Exercise details:
Which lines hold the word "hangisidir"? Show each of them.

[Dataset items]
◇ ◇ ◇ ◇ ◇ ◇ ◇
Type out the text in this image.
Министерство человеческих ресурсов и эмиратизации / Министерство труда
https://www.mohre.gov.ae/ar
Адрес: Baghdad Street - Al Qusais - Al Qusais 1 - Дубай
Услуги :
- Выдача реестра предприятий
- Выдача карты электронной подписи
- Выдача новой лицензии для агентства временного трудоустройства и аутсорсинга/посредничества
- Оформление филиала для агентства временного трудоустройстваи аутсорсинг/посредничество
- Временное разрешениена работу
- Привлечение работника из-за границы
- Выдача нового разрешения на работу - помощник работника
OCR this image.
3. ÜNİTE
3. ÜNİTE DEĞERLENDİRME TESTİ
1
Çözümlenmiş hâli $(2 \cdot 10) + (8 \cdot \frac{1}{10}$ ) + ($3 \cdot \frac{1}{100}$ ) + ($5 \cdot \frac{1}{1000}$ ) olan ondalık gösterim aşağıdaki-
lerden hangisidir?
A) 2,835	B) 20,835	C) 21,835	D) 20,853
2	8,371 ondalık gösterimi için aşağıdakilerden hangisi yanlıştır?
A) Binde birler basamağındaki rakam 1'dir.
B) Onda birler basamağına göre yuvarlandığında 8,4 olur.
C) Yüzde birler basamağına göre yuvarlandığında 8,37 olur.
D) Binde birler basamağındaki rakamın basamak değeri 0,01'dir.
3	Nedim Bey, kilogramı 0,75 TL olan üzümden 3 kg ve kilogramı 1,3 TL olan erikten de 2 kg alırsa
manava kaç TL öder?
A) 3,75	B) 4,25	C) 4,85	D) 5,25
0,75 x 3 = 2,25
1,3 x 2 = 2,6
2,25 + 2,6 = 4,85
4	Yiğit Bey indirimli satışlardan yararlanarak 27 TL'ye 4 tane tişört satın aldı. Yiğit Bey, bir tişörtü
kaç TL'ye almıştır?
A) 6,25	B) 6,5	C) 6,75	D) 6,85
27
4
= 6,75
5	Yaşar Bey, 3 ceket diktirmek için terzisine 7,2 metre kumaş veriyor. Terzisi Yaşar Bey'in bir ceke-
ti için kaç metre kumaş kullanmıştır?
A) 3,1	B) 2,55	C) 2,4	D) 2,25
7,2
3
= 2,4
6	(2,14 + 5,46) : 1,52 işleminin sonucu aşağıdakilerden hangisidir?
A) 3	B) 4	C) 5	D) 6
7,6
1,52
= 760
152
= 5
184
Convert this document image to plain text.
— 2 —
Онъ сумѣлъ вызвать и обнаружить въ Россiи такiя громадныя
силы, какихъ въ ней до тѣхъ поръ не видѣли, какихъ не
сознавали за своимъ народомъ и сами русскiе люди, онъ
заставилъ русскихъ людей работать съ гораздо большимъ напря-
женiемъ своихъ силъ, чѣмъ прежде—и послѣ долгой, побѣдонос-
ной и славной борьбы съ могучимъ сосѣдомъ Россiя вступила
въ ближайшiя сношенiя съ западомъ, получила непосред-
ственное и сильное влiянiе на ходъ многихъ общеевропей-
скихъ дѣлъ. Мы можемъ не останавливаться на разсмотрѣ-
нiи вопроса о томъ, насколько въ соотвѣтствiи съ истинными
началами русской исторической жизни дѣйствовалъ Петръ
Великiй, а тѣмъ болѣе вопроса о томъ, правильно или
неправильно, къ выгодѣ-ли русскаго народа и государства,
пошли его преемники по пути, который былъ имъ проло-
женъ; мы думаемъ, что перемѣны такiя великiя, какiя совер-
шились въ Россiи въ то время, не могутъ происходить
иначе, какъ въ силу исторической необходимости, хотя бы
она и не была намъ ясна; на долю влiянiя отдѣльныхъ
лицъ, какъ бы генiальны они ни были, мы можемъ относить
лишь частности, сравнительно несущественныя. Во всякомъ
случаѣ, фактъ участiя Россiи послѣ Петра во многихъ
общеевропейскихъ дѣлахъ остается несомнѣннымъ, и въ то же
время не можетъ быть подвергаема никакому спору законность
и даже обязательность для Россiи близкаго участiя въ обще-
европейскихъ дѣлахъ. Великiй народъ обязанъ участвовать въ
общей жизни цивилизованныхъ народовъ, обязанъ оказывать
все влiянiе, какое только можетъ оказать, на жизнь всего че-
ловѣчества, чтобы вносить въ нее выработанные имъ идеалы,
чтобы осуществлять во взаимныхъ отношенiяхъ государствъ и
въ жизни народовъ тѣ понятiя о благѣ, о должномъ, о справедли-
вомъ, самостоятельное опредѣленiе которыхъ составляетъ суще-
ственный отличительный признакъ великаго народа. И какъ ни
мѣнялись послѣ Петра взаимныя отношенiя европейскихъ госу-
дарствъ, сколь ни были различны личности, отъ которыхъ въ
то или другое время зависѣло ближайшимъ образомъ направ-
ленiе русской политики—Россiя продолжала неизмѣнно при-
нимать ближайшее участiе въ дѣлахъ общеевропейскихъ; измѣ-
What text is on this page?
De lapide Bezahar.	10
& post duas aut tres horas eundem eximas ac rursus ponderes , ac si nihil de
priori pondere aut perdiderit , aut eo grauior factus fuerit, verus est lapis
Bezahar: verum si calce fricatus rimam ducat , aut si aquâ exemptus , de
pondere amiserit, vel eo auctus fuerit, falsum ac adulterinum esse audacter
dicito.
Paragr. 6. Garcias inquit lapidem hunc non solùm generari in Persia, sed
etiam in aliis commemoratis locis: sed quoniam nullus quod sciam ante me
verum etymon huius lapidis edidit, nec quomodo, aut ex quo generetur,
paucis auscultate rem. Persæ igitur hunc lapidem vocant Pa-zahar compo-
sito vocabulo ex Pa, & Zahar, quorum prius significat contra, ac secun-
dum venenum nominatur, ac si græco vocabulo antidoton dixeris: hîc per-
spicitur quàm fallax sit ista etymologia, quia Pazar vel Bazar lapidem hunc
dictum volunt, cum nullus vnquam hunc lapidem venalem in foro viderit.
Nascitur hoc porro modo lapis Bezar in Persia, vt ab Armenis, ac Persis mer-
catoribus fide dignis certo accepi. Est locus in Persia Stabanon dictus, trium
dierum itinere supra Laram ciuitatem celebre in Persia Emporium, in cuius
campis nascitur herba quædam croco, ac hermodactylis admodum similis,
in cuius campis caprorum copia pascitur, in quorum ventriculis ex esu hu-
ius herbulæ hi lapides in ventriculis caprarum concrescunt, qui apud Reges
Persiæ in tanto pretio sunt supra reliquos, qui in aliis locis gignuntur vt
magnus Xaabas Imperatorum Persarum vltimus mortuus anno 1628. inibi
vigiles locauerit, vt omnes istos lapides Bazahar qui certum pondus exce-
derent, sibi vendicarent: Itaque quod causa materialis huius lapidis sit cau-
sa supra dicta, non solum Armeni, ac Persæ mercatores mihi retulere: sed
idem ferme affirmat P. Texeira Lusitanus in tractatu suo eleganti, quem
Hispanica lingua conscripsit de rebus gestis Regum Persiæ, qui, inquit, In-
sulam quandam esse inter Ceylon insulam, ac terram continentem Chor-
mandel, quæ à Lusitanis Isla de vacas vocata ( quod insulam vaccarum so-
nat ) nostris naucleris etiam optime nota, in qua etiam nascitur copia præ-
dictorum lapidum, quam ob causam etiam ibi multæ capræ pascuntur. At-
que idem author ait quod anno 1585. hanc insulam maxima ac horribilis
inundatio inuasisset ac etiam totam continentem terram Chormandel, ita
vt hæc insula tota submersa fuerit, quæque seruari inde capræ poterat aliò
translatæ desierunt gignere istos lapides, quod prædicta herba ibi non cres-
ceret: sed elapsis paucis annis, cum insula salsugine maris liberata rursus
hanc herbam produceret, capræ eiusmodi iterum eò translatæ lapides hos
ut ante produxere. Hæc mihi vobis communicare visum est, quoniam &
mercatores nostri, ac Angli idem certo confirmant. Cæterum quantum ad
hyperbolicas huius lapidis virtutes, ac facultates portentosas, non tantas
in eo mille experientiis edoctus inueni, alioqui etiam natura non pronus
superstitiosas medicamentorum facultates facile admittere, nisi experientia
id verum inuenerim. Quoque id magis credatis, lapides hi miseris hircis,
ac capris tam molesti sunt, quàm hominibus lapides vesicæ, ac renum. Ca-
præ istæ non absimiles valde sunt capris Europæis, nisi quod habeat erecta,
◇ ◇ ◇ ◇ ◇ ◇ ◇
Solution below:
lerden hangisidir?
6	(2,14 + 5,46) : 1,52 işleminin sonucu aşağıdakilerden hangisidir?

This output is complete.